Skyfaring: A Journey With a Pilot
Page 11
The exact route of the walk-around is rigorously mapped in manuals. I begin near the nose, which is so high that I must move far ahead of the plane to see it. To view the plane head-on is to experience the aircraft as the air itself could be said to. From the front, an airliner looks like an animal—the cockpit windows like eyes, the cone like a nose or beak. A plane looks like a bird if you account for the wings, like an orca if you do not. The zoological imagery is reflected in both versions of the terminology used to direct planes as they push back from the gate—American controllers sometimes say: “Push, tail south,” while in much of the rest of the world the same instruction would be: “Push, face north.” Around the nose are probes that poke out and bend forward into the slipstream. They sense pressures, help calculate airspeed and altitude; their jaunty angles, their determined embrace of the slipstream, suggest nothing so much as a dog with its head out of a car window.
The cockpit windows embody both technical rectitude and the more human aspects of aviation. Drone aircraft, as the poet James Arthur reminds us, typically have no need for windows, a disconcerting facelessness that perhaps more than their perceived autonomy explains why drones so often look like something out of a horror movie. On the ground at night, with the cockpit screens and the lights turned down very low so the pilots can see out clearly, the cockpit windows of a taxiing plane form blank panels, as dark as pupils. Before pushback, though, brighter lights may be on in the cockpit. Sometimes when I see the nose of a parked aircraft from a terminal, I marvel at its smoothed technical precision, and then I’m struck by the sudden sight of faces within it, the pilots in the windows, one turning or smiling to the other behind the thick glass. So I try to imagine this view of the pilots in flight, high over some distant land—the inaudible conversation, the cups of tea rising to lips behind aquarium-thick panes.

※

- _Direction A_: Name each specific animal that the passage on the pre-flight walk-around uses as a comparison for the airliner or its parts.
- _Direction B_: Please carry the passage on the pre-flight walk-around forward from its last sentence.
The lines that follow come from a different source than the passage on the pre-flight walk-around.

※

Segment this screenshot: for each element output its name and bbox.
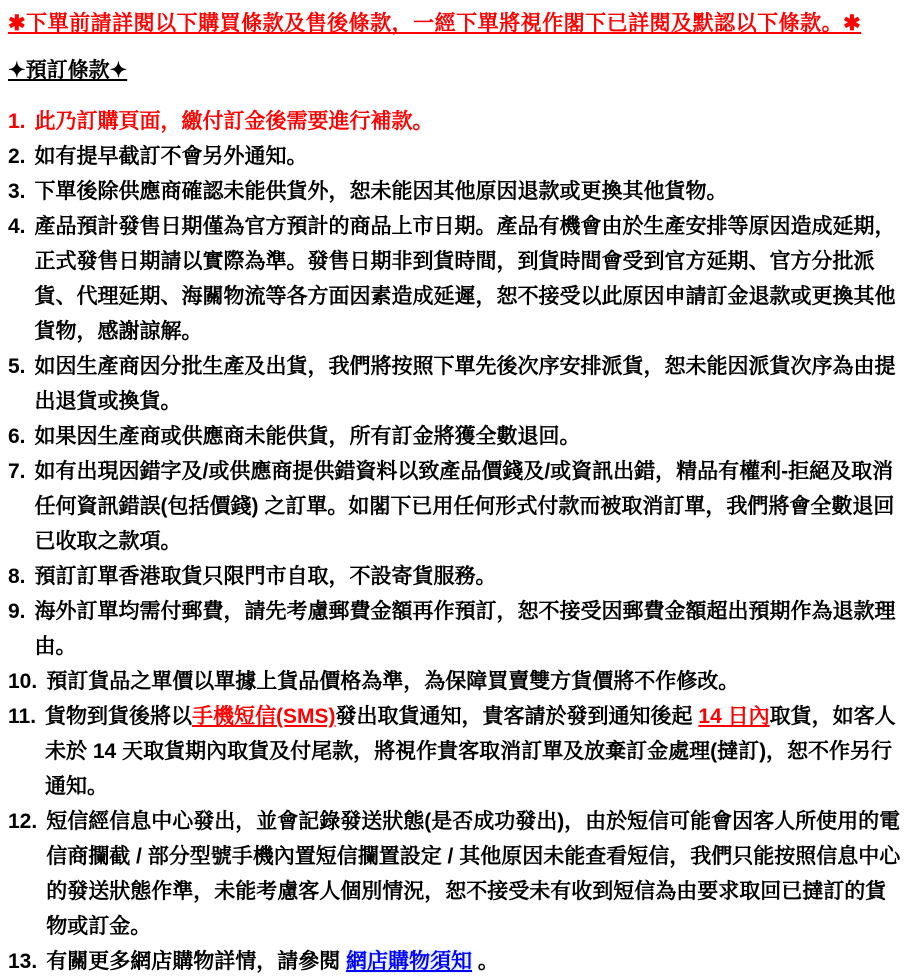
term-number: 6. [8,425,26,448]
term-item-11 [8,699,901,804]
pre-order-notice: ✱下單前請詳閱以下購買條款及售後條款，一經下單將視作閣下已詳閱及默認以下條款。✱ [8,12,862,35]
term-7-text: 如有出現因錯字及/或供應商提供錯資料以致產品價錢及/或資訊出錯，精品有權利-拒絕及取消任何資訊錯誤(包括價錢) 之訂單。如閣下已用任何形式付款而被取消訂單，我們將會全數退回已收取之款項。 [34,460,895,553]
term-number: 12. [8,810,38,833]
term-text [35,174,901,209]
term-number: 9. [8,600,26,623]
term-number: 7. [8,460,26,483]
term-text [35,419,901,454]
term-item-2 [8,139,901,174]
terms-heading-row [8,56,901,86]
term-item-6 [8,419,901,454]
term-5-text: 如因生產商因分批生產及出貨，我們將按照下單先後次序安排派貨，恕未能因派貨次序為由提出退貨或換貨。 [34,355,896,413]
term-number: 4. [8,215,26,238]
term-text [35,349,901,419]
term-13-text: 。 [472,950,499,973]
term-10-text: 預訂貨品之單價以單據上貨品價格為準，為保障買賣雙方貨價將不作修改。 [46,670,740,693]
term-text [35,454,901,559]
term-item-1 [8,104,901,139]
term-number: 5. [8,355,26,378]
term-12-text: 短信經信息中心發出，並會記錄發送狀態(是否成功發出)，由於短信可能會因客人所使用的電信商攔截 / 部分型號手機內置短信攔置設定 / 其他原因未能查看短信，我們只能按照信息中心的發送狀態作準，未能考慮客人個別情況，恕不接受未有收到短信為由要求取回已撻訂的貨物或訂金。 [46,810,901,938]
term-number: 3. [8,180,26,203]
term-item-3 [8,174,901,209]
term-item-12 [8,804,901,944]
term-text [35,559,901,594]
term-text [46,664,901,699]
term-number: 11. [8,705,37,728]
term-11-text: 取貨，如客人未於 14 天取貨期內取貨及付尾款，將視作貴客取消訂單及放棄訂金處理(撻訂)，恕不作另行通知。 [45,705,896,798]
term-text [35,209,901,349]
term-item-9 [8,594,901,664]
highlight-sms: 手機短信(SMS) [192,705,336,728]
term-item-8 [8,559,901,594]
term-item-10 [8,664,901,699]
term-number: 1. [8,110,26,133]
term-number: 10. [8,670,38,693]
term-3-text: 下單後除供應商確認未能供貨外，恕未能因其他原因退款或更換其他貨物。 [34,180,728,203]
term-text [46,944,901,979]
term-number: 8. [8,565,26,588]
term-1-text: 此乃訂購頁面，繳付訂金後需要進行補款。 [34,110,434,133]
term-number: 13. [8,950,38,973]
term-text [45,699,901,804]
terms-heading: ✦預訂條款✦ [8,59,128,82]
term-text [35,594,901,664]
term-8-text: 預訂訂單香港取貨只限門市自取，不設寄貨服務。 [34,565,497,588]
term-item-7 [8,454,901,559]
term-text [46,804,901,944]
term-number: 2. [8,145,26,168]
term-item-13 [8,944,901,979]
term-9-text: 海外訂單均需付郵費，請先考慮郵費金額再作預訂，恕不接受因郵費金額超出預期作為退款理由。 [34,600,896,658]
term-6-text: 如果因生產商或供應商未能供貨，所有訂金將獲全數退回。 [34,425,581,448]
term-2-text: 如有提早截訂不會另外通知。 [34,145,308,168]
term-4-text: 產品預計發售日期僅為官方預計的商品上市日期。產品有機會由於生產安排等原因造成延期，正式發售日期請以實際為準。發售日期非到貨時間，到貨時間會受到官方延期、官方分批派貨、代理延期、海關物流等各方面因素造成延遲，恕不接受以此原因申請訂金退款或更換其他貨物，感謝諒解。 [34,215,896,343]
term-11-text: 貨物到貨後將以 [45,705,193,728]
term-text [35,104,901,139]
term-text [35,139,901,174]
shopping-guide-link[interactable]: 網店購物須知 [346,950,473,973]
term-13-text: 有關更多網店購物詳情，請參閱 [46,950,347,973]
highlight-14-days: 14 日內 [698,705,770,728]
term-11-text: 發出取貨通知，貴客請於發到通知後起 [335,705,699,728]
terms-list [8,104,901,979]
term-item-4 [8,209,901,349]
term-item-5 [8,349,901,419]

※

- _Output A_: bird, orca, dog

- _Output B_:
The very first item on the checklist to be followed in the event of damage to a cockpit window—to make sure that our seat belts are fastened—is one that seems hardly necessary to have put in writing. The windows are heated to prevent ice from forming and to soften them, in order to better absorb the impact of birds. Such multilayered panes are a reminder of the days of open cockpits, and the sophistication of the facades we now so routinely craft to halt everything—birds, snow, hundreds of miles an hour of wind—everything but light.
Though the convergence of the lines of the plane naturally draws the gaze of an observer toward the nose, it’s the wings that dominate the experience of the walk-around. The word wings still retains echoes of the divine, as if their simplicity and beauty might lead us to forget that we ourselves make them. We sculpt them and then we fuse them to a bus. There is only one pair of wings, of course, thanks to the French aviator Louis Blériot, credited with the creation of the first practical monoplane. Embedded in the wings, in the curve of the 747’s take on Blériot’s innovation, are powerful lamps known as landing lights. We might thank Blériot, who first made car headlights practical, for these as well.
Whenever I look at a wingtip I like to think of the engineers and the years devoted to this pointed conjunction of design and air, where the wing gives way to the medium that breathes it to life. Such an apex should be marked with light, and so it is. Navigation lights, red and green, are arranged on wingtips as on the sides of a ship. A section in a manual describes the many exterior lights on the aircraft; it is a page I think of whenever I see blinking lights on top of radio masts or wind turbines or skyscrapers, how we mark the bodies and the endpoints of our creations.
On some aircraft there’s a white light on the wingtip, visible from the passenger cabin; it catches the eye like a bright star that rises up on takeoff, to shine with us through the night.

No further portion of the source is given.